(STATED PROBLEM): Type out every line below exactly as it reads.

(DATA SUPPLIED):
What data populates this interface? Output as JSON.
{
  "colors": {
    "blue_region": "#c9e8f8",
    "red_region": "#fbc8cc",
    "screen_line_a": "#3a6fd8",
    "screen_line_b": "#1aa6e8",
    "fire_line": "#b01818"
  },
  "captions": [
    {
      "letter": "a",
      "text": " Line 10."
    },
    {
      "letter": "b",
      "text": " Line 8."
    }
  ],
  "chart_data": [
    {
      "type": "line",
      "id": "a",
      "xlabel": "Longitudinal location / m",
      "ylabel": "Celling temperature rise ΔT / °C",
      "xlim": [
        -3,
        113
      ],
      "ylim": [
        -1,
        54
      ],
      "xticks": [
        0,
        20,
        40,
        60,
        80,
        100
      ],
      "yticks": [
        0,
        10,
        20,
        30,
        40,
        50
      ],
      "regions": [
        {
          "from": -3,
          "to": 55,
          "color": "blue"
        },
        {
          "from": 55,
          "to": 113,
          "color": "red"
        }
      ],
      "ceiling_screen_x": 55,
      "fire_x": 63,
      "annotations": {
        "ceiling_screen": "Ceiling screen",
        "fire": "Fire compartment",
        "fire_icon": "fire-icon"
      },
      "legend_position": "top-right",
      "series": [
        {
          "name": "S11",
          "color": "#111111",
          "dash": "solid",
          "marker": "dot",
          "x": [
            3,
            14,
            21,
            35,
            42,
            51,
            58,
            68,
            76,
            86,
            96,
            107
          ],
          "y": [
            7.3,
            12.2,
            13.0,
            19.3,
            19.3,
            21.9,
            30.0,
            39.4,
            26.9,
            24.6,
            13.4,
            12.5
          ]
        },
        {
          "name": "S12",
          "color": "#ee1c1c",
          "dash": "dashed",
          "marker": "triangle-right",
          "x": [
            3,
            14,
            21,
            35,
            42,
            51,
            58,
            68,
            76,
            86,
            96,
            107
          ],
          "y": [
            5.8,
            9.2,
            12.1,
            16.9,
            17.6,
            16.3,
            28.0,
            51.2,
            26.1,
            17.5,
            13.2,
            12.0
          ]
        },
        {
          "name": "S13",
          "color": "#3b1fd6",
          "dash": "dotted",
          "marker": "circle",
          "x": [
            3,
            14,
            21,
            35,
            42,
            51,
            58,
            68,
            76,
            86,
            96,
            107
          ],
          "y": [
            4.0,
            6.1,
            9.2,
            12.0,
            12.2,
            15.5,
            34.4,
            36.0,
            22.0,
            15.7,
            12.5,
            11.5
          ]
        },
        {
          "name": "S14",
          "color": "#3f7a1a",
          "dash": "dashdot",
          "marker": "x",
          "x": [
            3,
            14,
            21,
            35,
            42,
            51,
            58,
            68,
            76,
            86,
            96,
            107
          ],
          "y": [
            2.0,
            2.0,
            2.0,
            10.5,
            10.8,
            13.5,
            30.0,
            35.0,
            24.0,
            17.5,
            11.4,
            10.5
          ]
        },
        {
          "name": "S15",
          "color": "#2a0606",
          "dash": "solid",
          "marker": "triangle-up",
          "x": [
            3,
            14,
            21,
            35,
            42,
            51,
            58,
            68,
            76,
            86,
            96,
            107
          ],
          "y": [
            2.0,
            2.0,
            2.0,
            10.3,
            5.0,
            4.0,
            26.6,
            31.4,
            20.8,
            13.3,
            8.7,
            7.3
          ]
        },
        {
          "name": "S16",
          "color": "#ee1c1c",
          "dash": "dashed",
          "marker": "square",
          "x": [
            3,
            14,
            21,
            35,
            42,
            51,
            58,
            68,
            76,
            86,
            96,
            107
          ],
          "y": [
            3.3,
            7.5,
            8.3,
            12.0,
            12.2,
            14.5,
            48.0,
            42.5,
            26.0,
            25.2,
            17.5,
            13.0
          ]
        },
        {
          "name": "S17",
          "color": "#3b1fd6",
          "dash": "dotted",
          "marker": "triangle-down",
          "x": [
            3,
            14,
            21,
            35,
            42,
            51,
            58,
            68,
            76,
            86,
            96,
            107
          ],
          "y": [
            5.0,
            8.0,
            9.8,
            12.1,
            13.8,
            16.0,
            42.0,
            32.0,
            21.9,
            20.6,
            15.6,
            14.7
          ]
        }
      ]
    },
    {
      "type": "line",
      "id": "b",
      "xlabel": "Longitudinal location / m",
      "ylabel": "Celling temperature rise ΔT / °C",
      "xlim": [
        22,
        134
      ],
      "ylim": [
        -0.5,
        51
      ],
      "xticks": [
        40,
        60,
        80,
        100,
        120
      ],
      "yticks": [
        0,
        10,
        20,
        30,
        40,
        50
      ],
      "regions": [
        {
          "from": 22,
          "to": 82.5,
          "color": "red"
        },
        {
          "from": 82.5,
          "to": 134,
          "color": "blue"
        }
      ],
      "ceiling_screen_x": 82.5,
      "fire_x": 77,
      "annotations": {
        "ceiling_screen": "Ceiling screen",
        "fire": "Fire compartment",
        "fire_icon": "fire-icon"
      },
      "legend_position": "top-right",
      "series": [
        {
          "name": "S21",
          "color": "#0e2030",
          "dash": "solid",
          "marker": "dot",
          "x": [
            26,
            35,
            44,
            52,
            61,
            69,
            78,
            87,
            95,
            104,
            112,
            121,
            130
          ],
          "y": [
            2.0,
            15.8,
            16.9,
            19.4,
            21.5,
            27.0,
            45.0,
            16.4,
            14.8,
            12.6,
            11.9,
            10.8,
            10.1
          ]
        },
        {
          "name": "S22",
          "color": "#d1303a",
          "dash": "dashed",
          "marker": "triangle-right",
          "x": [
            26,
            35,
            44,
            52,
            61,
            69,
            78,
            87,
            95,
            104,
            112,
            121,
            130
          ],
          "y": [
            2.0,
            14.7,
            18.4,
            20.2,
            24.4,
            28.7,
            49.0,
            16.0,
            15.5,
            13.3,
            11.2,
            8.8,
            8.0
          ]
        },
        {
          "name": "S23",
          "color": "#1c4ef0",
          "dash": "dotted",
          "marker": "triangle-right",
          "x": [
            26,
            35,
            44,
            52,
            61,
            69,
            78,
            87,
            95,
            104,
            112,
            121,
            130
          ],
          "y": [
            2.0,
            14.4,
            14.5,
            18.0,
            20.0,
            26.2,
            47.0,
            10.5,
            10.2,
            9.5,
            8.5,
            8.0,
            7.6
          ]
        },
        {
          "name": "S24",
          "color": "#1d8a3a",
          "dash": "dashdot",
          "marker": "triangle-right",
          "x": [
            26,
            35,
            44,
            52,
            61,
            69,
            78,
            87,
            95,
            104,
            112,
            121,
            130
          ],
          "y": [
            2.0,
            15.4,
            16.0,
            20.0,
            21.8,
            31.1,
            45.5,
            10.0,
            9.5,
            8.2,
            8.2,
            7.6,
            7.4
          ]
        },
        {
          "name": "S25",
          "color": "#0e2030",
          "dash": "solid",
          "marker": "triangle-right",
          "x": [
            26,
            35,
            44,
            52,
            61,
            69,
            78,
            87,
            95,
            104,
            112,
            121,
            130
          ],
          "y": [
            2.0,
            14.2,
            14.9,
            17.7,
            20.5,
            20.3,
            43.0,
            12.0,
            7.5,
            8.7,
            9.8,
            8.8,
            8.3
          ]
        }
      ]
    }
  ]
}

(EXPECTED ANSWER):
What data populates this interface? Output as JSON.
{
  "colors": {
    "blue_region": "#c9e8f8",
    "red_region": "#fbc8cc",
    "screen_line_a": "#3a6fd8",
    "screen_line_b": "#1aa6e8",
    "fire_line": "#b01818"
  },
  "captions": [
    {
      "letter": "a",
      "text": " Line 10."
    },
    {
      "letter": "b",
      "text": " Line 8."
    }
  ],
  "chart_data": [
    {
      "type": "line",
      "id": "a",
      "xlabel": "Longitudinal location / m",
      "ylabel": "Celling temperature rise ΔT / °C",
      "xlim": [
        -3,
        113
      ],
      "ylim": [
        -1,
        54
      ],
      "xticks": [
        0,
        20,
        40,
        60,
        80,
        100
      ],
      "yticks": [
        0,
        10,
        20,
        30,
        40,
        50
      ],
      "regions": [
        {
          "from": -3,
          "to": 55,
          "color": "blue"
        },
        {
          "from": 55,
          "to": 113,
          "color": "red"
        }
      ],
      "ceiling_screen_x": 55,
      "fire_x": 63,
      "annotations": {
        "ceiling_screen": "Ceiling screen",
        "fire": "Fire compartment",
        "fire_icon": "fire-icon"
      },
      "legend_position": "top-right",
      "series": [
        {
          "name": "S11",
          "color": "#111111",
          "dash": "solid",
          "marker": "dot",
          "x": [
            3,
            14,
            21,
            35,
            42,
            51,
            58,
            68,
            76,
            86,
            96,
            107
          ],
          "y": [
            7.3,
            12.2,
            13.0,
            19.3,
            19.3,
            21.9,
            30.0,
            39.4,
            26.9,
            24.6,
            13.4,
            12.5
          ]
        },
        {
          "name": "S12",
          "color": "#ee1c1c",
          "dash": "dashed",
          "marker": "triangle-right",
          "x": [
            3,
            14,
            21,
            35,
            42,
            51,
            58,
            68,
            76,
            86,
            96,
            107
          ],
          "y": [
            5.8,
            9.2,
            12.1,
            16.9,
            17.6,
            16.3,
            28.0,
            51.2,
            26.1,
            17.5,
            13.2,
            12.0
          ]
        },
        {
          "name": "S13",
          "color": "#3b1fd6",
          "dash": "dotted",
          "marker": "circle",
          "x": [
            3,
            14,
            21,
            35,
            42,
            51,
            58,
            68,
            76,
            86,
            96,
            107
          ],
          "y": [
            4.0,
            6.1,
            9.2,
            12.0,
            12.2,
            15.5,
            34.4,
            36.0,
            22.0,
            15.7,
            12.5,
            11.5
          ]
        },
        {
          "name": "S14",
          "color": "#3f7a1a",
          "dash": "dashdot",
          "marker": "x",
          "x": [
            3,
            14,
            21,
            35,
            42,
            51,
            58,
            68,
            76,
            86,
            96,
            107
          ],
          "y": [
            2.0,
            2.0,
            2.0,
            10.5,
            10.8,
            13.5,
            30.0,
            35.0,
            24.0,
            17.5,
            11.4,
            10.5
          ]
        },
        {
          "name": "S15",
          "color": "#2a0606",
          "dash": "solid",
          "marker": "triangle-up",
          "x": [
            3,
            14,
            21,
            35,
            42,
            51,
            58,
            68,
            76,
            86,
            96,
            107
          ],
          "y": [
            2.0,
            2.0,
            2.0,
            10.3,
            5.0,
            4.0,
            26.6,
            31.4,
            20.8,
            13.3,
            8.7,
            7.3
          ]
        },
        {
          "name": "S16",
          "color": "#ee1c1c",
          "dash": "dashed",
          "marker": "square",
          "x": [
            3,
            14,
            21,
            35,
            42,
            51,
            58,
            68,
            76,
            86,
            96,
            107
          ],
          "y": [
            3.3,
            7.5,
            8.3,
            12.0,
            12.2,
            14.5,
            48.0,
            42.5,
            26.0,
            25.2,
            17.5,
            13.0
          ]
        },
        {
          "name": "S17",
          "color": "#3b1fd6",
          "dash": "dotted",
          "marker": "triangle-down",
          "x": [
            3,
            14,
            21,
            35,
            42,
            51,
            58,
            68,
            76,
            86,
            96,
            107
          ],
          "y": [
            5.0,
            8.0,
            9.8,
            12.1,
            13.8,
            16.0,
            42.0,
            32.0,
            21.9,
            20.6,
            15.6,
            14.7
          ]
        }
      ]
    },
    {
      "type": "line",
      "id": "b",
      "xlabel": "Longitudinal location / m",
      "ylabel": "Celling temperature rise ΔT / °C",
      "xlim": [
        22,
        134
      ],
      "ylim": [
        -0.5,
        51
      ],
      "xticks": [
        40,
        60,
        80,
        100,
        120
      ],
      "yticks": [
        0,
        10,
        20,
        30,
        40,
        50
      ],
      "regions": [
        {
          "from": 22,
          "to": 82.5,
          "color": "red"
        },
        {
          "from": 82.5,
          "to": 134,
          "color": "blue"
        }
      ],
      "ceiling_screen_x": 82.5,
      "fire_x": 77,
      "annotations": {
        "ceiling_screen": "Ceiling screen",
        "fire": "Fire compartment",
        "fire_icon": "fire-icon"
      },
      "legend_position": "top-right",
      "series": [
        {
          "name": "S21",
          "color": "#0e2030",
          "dash": "solid",
          "marker": "dot",
          "x": [
            26,
            35,
            44,
            52,
            61,
            69,
            78,
            87,
            95,
            104,
            112,
            121,
            130
          ],
          "y": [
            2.0,
            15.8,
            16.9,
            19.4,
            21.5,
            27.0,
            45.0,
            16.4,
            14.8,
            12.6,
            11.9,
            10.8,
            10.1
          ]
        },
        {
          "name": "S22",
          "color": "#d1303a",
          "dash": "dashed",
          "marker": "triangle-right",
          "x": [
            26,
            35,
            44,
            52,
            61,
            69,
            78,
            87,
            95,
            104,
            112,
            121,
            130
          ],
          "y": [
            2.0,
            14.7,
            18.4,
            20.2,
            24.4,
            28.7,
            49.0,
            16.0,
            15.5,
            13.3,
            11.2,
            8.8,
            8.0
          ]
        },
        {
          "name": "S23",
          "color": "#1c4ef0",
          "dash": "dotted",
          "marker": "triangle-right",
          "x": [
            26,
            35,
            44,
            52,
            61,
            69,
            78,
            87,
            95,
            104,
            112,
            121,
            130
          ],
          "y": [
            2.0,
            14.4,
            14.5,
            18.0,
            20.0,
            26.2,
            47.0,
            10.5,
            10.2,
            9.5,
            8.5,
            8.0,
            7.6
          ]
        },
        {
          "name": "S24",
          "color": "#1d8a3a",
          "dash": "dashdot",
          "marker": "triangle-right",
          "x": [
            26,
            35,
            44,
            52,
            61,
            69,
            78,
            87,
            95,
            104,
            112,
            121,
            130
          ],
          "y": [
            2.0,
            15.4,
            16.0,
            20.0,
            21.8,
            31.1,
            45.5,
            10.0,
            9.5,
            8.2,
            8.2,
            7.6,
            7.4
          ]
        },
        {
          "name": "S25",
          "color": "#0e2030",
          "dash": "solid",
          "marker": "triangle-right",
          "x": [
            26,
            35,
            44,
            52,
            61,
            69,
            78,
            87,
            95,
            104,
            112,
            121,
            130
          ],
          "y": [
            2.0,
            14.2,
            14.9,
            17.7,
            20.5,
            20.3,
            43.0,
            12.0,
            7.5,
            8.7,
            9.8,
            8.8,
            8.3
          ]
        }
      ]
    }
  ]
}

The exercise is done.